- What is needed: Reproduce the rows below verbatim, starting with the row containing "close-miniprogram-button[interactable] (671, 45, 709, 61)" and going on through the row containing "inventory-tabs: 装备 材料 材料店 (0, 50, 720, 98)".

----------------------------------------

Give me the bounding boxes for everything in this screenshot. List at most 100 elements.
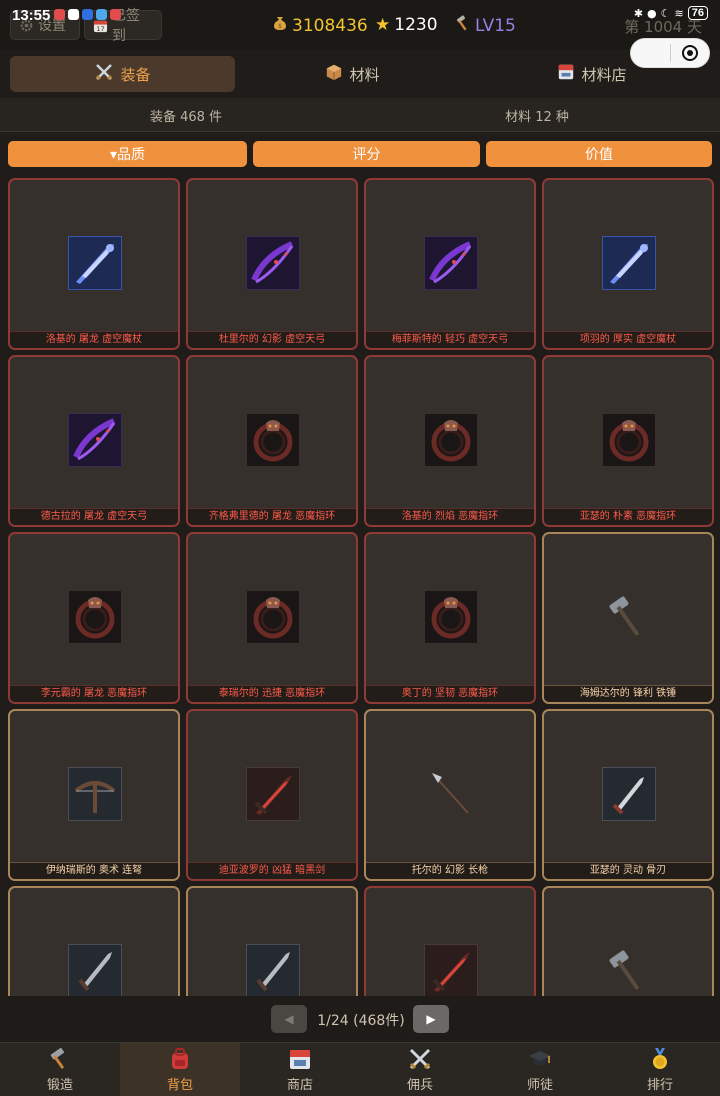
close-miniprogram-button[interactable] (671, 45, 709, 61)
level-value: LV15 (475, 15, 516, 36)
spear-icon (424, 767, 478, 821)
nav-label: 背包 (166, 1078, 193, 1093)
tab-label: 材料店 (581, 65, 627, 84)
dagger-icon (246, 944, 300, 996)
item-card[interactable]: 托尔的 幻影 长枪 (364, 709, 536, 881)
dark-sword-icon (424, 944, 478, 996)
crossbow-icon (68, 767, 122, 821)
iron-hammer-icon (602, 944, 656, 996)
item-grid: 洛基的 屠龙 虚空魔杖 杜里尔的 幻影 虚空天弓 梅菲斯特的 轻巧 虚空天弓 项羽的 … (8, 178, 714, 996)
item-card[interactable] (8, 886, 180, 996)
backpack-icon (168, 1047, 192, 1071)
item-card[interactable]: 泰瑞尔的 迅捷 恶魔指环 (186, 532, 358, 704)
bottom-nav: 锻造 背包 商店 佣兵 师徒 排行 (0, 1042, 720, 1096)
gold-counter: $ 3108436 (272, 15, 368, 36)
inventory-tabs: 装备 材料 材料店 (0, 50, 720, 98)
item-name: 杜里尔的 幻影 虚空天弓 (188, 331, 356, 348)
hammer-icon (455, 15, 471, 36)
system-time: 13:55 (12, 7, 51, 24)
sort-quality-button[interactable]: ▾品质 (8, 141, 247, 167)
sort-value-button[interactable]: 价值 (486, 141, 712, 167)
demon-ring-icon (602, 413, 656, 467)
item-card[interactable] (186, 886, 358, 996)
item-name: 项羽的 厚实 虚空魔杖 (544, 331, 712, 348)
prev-page-button[interactable]: ◀ (271, 1005, 307, 1033)
demon-ring-icon (424, 590, 478, 644)
nav-item-mentor[interactable]: 师徒 (480, 1043, 600, 1096)
nav-label: 排行 (646, 1078, 673, 1093)
notification-icon (54, 9, 65, 20)
void-bow-icon (246, 236, 300, 290)
item-grid-viewport: 洛基的 屠龙 虚空魔杖 杜里尔的 幻影 虚空天弓 梅菲斯特的 轻巧 虚空天弓 项羽的 … (8, 178, 714, 996)
pagination: ◀ 1/24 (468件) ▶ (0, 996, 720, 1042)
nav-label: 佣兵 (406, 1078, 433, 1093)
item-card[interactable]: 梅菲斯特的 轻巧 虚空天弓 (364, 178, 536, 350)
item-card[interactable]: 伊纳瑞斯的 奥术 连弩 (8, 709, 180, 881)
item-name: 洛基的 屠龙 虚空魔杖 (10, 331, 178, 348)
gold-value: 3108436 (292, 15, 368, 36)
item-card[interactable]: 亚瑟的 朴素 恶魔指环 (542, 355, 714, 527)
item-card[interactable]: 杜里尔的 幻影 虚空天弓 (186, 178, 358, 350)
item-card[interactable]: 洛基的 烈焰 恶魔指环 (364, 355, 536, 527)
notification-icon (96, 9, 107, 20)
notification-icons (54, 9, 121, 20)
item-name: 梅菲斯特的 轻巧 虚空天弓 (366, 331, 534, 348)
next-page-button[interactable]: ▶ (413, 1005, 449, 1033)
target-icon (681, 45, 698, 61)
dark-sword-icon (246, 767, 300, 821)
top-bar: 设置 17 已签到 13:55 $ 3108436 ★ 1230 LV15 ✱ … (0, 0, 720, 50)
item-card[interactable]: 海姆达尔的 锋利 铁锤 (542, 532, 714, 704)
miniprogram-capsule (630, 38, 710, 68)
item-card[interactable]: 项羽的 厚实 虚空魔杖 (542, 178, 714, 350)
tab-equipment[interactable]: 装备 (10, 56, 235, 92)
nav-item-shop[interactable]: 商店 (240, 1043, 360, 1096)
item-card[interactable]: 亚瑟的 灵动 骨刃 (542, 709, 714, 881)
item-card[interactable]: 齐格弗里德的 屠龙 恶魔指环 (186, 355, 358, 527)
item-card[interactable]: 李元霸的 屠龙 恶魔指环 (8, 532, 180, 704)
inventory-counts: 装备 468 件 材料 12 种 (0, 98, 720, 132)
crossed-swords-icon (94, 62, 114, 86)
notification-icon (68, 9, 79, 20)
nav-item-backpack[interactable]: 背包 (120, 1043, 240, 1096)
nav-item-mercenary[interactable]: 佣兵 (360, 1043, 480, 1096)
item-card[interactable]: 迪亚波罗的 凶猛 暗黑剑 (186, 709, 358, 881)
demon-ring-icon (246, 413, 300, 467)
item-name: 迪亚波罗的 凶猛 暗黑剑 (188, 862, 356, 879)
item-card[interactable] (542, 886, 714, 996)
star-icon: ★ (375, 15, 391, 35)
item-name: 托尔的 幻影 长枪 (366, 862, 534, 879)
iron-hammer-icon (602, 590, 656, 644)
void-bow-icon (68, 413, 122, 467)
item-card[interactable]: 奥丁的 坚韧 恶魔指环 (364, 532, 536, 704)
item-card[interactable]: 洛基的 屠龙 虚空魔杖 (8, 178, 180, 350)
equipment-count: 装备 468 件 (149, 110, 223, 125)
bone-blade-icon (602, 767, 656, 821)
item-name: 海姆达尔的 锋利 铁锤 (544, 685, 712, 702)
star-value: 1230 (394, 15, 438, 35)
tab-materials[interactable]: 材料 (240, 56, 465, 92)
item-name: 奥丁的 坚韧 恶魔指环 (366, 685, 534, 702)
tab-label: 装备 (120, 65, 151, 84)
item-name: 伊纳瑞斯的 奥术 连弩 (10, 862, 178, 879)
item-card[interactable]: 德古拉的 屠龙 虚空天弓 (8, 355, 180, 527)
sort-score-button[interactable]: 评分 (253, 141, 480, 167)
shop-icon (288, 1047, 312, 1071)
item-name: 李元霸的 屠龙 恶魔指环 (10, 685, 178, 702)
nav-item-forge[interactable]: 锻造 (0, 1043, 120, 1096)
void-bow-icon (424, 236, 478, 290)
graduation-cap-icon (528, 1047, 552, 1071)
item-card[interactable] (364, 886, 536, 996)
nav-label: 锻造 (46, 1078, 73, 1093)
item-name: 齐格弗里德的 屠龙 恶魔指环 (188, 508, 356, 525)
nav-item-ranking[interactable]: 排行 (600, 1043, 720, 1096)
sort-bar: ▾品质 评分 价值 (0, 132, 720, 172)
void-staff-icon (68, 236, 122, 290)
void-staff-icon (602, 236, 656, 290)
crate-icon (325, 63, 343, 85)
item-name: 亚瑟的 灵动 骨刃 (544, 862, 712, 879)
dagger-icon (68, 944, 122, 996)
medal-icon (648, 1047, 672, 1071)
item-name: 洛基的 烈焰 恶魔指环 (366, 508, 534, 525)
money-bag-icon: $ (272, 15, 288, 36)
crossed-swords-icon (408, 1047, 432, 1071)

----------------------------------------

- Exercise response:
close-miniprogram-button[interactable] (671, 45, 709, 61)
level-value: LV15 (475, 15, 516, 36)
spear-icon (424, 767, 478, 821)
nav-label: 背包 (166, 1078, 193, 1093)
tab-label: 材料店 (581, 65, 627, 84)
dagger-icon (246, 944, 300, 996)
item-card[interactable]: 托尔的 幻影 长枪 (364, 709, 536, 881)
dark-sword-icon (424, 944, 478, 996)
crossbow-icon (68, 767, 122, 821)
iron-hammer-icon (602, 944, 656, 996)
item-grid: 洛基的 屠龙 虚空魔杖 杜里尔的 幻影 虚空天弓 梅菲斯特的 轻巧 虚空天弓 项羽的 … (8, 178, 714, 996)
item-card[interactable] (8, 886, 180, 996)
backpack-icon (168, 1047, 192, 1071)
item-card[interactable]: 泰瑞尔的 迅捷 恶魔指环 (186, 532, 358, 704)
bottom-nav: 锻造 背包 商店 佣兵 师徒 排行 (0, 1042, 720, 1096)
gold-counter: $ 3108436 (272, 15, 368, 36)
inventory-tabs: 装备 材料 材料店 (0, 50, 720, 98)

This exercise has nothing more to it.